__Stated task__.
Pull every line with the word "data" out of the entries below.

*** Records shown ***

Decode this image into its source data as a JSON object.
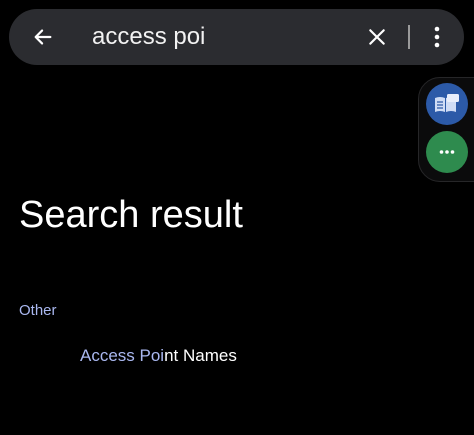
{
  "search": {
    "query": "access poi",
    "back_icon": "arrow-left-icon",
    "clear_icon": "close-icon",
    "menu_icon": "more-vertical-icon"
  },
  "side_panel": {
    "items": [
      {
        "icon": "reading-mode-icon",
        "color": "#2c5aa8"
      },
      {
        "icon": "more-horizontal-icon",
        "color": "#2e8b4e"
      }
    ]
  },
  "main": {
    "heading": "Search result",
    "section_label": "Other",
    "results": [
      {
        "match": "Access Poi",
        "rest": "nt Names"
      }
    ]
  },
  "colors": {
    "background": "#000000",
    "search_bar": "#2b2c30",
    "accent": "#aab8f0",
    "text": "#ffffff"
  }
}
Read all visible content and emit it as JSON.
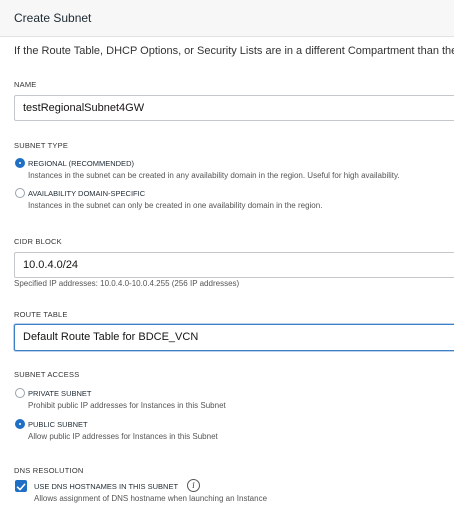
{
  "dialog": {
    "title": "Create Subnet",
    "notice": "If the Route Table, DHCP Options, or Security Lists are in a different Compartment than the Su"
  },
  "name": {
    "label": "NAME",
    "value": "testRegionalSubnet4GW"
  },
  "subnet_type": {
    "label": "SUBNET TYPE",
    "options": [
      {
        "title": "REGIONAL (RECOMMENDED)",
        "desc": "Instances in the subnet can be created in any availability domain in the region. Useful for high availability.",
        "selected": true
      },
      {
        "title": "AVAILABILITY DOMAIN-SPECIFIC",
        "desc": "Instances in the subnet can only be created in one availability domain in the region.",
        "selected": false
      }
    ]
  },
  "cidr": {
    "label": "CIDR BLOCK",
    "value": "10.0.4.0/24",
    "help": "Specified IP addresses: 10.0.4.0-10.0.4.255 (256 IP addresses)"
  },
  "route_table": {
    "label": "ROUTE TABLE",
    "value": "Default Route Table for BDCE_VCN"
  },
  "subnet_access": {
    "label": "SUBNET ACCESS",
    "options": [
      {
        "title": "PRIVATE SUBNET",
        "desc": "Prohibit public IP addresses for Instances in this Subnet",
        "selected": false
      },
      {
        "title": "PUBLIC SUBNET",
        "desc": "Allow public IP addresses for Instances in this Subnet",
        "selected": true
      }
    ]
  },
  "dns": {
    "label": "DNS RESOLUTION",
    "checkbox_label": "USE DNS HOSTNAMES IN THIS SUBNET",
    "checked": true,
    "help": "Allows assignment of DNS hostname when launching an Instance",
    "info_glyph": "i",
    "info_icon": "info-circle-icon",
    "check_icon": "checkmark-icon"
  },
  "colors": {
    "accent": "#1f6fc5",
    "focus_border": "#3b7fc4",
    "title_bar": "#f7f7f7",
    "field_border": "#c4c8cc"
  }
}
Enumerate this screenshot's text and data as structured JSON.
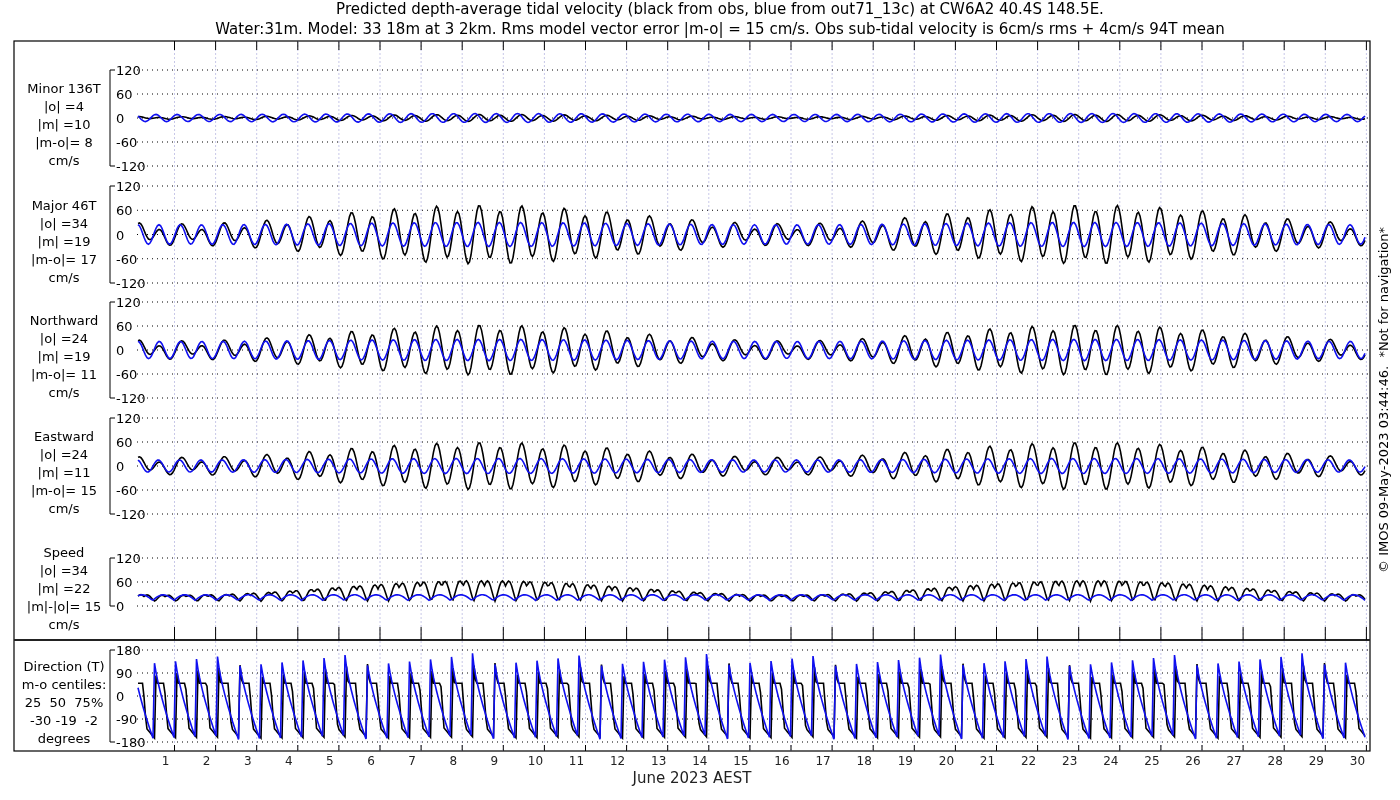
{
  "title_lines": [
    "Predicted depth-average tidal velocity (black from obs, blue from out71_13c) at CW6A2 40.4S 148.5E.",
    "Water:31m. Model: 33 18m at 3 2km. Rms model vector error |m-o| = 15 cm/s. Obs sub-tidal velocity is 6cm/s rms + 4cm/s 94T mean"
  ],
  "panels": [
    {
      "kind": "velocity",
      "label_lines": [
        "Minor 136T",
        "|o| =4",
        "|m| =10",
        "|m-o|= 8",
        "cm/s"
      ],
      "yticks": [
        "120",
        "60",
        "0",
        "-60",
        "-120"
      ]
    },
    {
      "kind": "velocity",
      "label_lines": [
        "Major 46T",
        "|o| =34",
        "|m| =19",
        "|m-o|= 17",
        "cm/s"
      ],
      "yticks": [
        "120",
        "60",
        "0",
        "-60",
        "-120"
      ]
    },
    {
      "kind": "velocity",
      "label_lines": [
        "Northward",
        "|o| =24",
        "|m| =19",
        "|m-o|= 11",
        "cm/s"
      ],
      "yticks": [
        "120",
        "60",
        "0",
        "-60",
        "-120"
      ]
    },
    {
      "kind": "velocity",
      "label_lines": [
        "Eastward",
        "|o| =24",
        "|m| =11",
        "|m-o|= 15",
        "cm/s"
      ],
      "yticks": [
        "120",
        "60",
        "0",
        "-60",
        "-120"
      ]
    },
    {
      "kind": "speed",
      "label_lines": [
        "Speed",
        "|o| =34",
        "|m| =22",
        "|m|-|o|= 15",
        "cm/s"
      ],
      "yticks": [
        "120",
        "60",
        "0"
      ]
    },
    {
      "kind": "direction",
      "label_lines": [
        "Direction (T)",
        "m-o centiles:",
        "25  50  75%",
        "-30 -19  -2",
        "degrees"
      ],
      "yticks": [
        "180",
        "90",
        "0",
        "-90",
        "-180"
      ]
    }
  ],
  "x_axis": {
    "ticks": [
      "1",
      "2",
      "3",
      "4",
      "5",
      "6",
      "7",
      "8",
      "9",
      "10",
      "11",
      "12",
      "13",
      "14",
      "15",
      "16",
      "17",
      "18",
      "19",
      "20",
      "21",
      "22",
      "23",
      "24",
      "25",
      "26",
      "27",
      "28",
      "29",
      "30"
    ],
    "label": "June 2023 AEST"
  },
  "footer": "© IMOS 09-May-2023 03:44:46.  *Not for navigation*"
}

***
*** Records shown ***

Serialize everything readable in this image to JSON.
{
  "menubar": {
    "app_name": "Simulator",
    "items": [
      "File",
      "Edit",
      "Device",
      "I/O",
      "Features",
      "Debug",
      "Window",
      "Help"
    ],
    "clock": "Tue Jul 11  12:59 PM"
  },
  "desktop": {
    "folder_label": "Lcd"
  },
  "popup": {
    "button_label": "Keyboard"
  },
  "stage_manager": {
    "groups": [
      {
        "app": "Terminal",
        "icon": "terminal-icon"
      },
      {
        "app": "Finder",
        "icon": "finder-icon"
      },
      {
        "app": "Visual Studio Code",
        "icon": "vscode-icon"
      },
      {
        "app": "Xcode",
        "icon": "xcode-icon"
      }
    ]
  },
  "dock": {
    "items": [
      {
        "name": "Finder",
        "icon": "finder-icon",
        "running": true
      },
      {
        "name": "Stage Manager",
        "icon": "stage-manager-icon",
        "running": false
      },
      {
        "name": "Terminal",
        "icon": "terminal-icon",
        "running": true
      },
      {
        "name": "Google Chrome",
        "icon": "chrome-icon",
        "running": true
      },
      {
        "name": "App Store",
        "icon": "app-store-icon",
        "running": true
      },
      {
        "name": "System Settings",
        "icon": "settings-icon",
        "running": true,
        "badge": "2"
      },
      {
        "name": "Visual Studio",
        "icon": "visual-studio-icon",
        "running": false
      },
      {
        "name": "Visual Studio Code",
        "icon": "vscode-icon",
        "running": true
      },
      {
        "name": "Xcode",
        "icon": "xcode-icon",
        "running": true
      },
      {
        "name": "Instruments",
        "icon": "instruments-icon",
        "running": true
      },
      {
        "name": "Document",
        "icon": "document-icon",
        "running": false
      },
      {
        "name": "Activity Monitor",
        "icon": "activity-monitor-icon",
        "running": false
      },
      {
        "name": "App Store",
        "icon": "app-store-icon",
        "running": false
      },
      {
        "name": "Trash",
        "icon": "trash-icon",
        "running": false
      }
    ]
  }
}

***

__Written solution__.
Decode this image into its source data as a JSON object.
Enumerate this screenshot's text and data as structured JSON.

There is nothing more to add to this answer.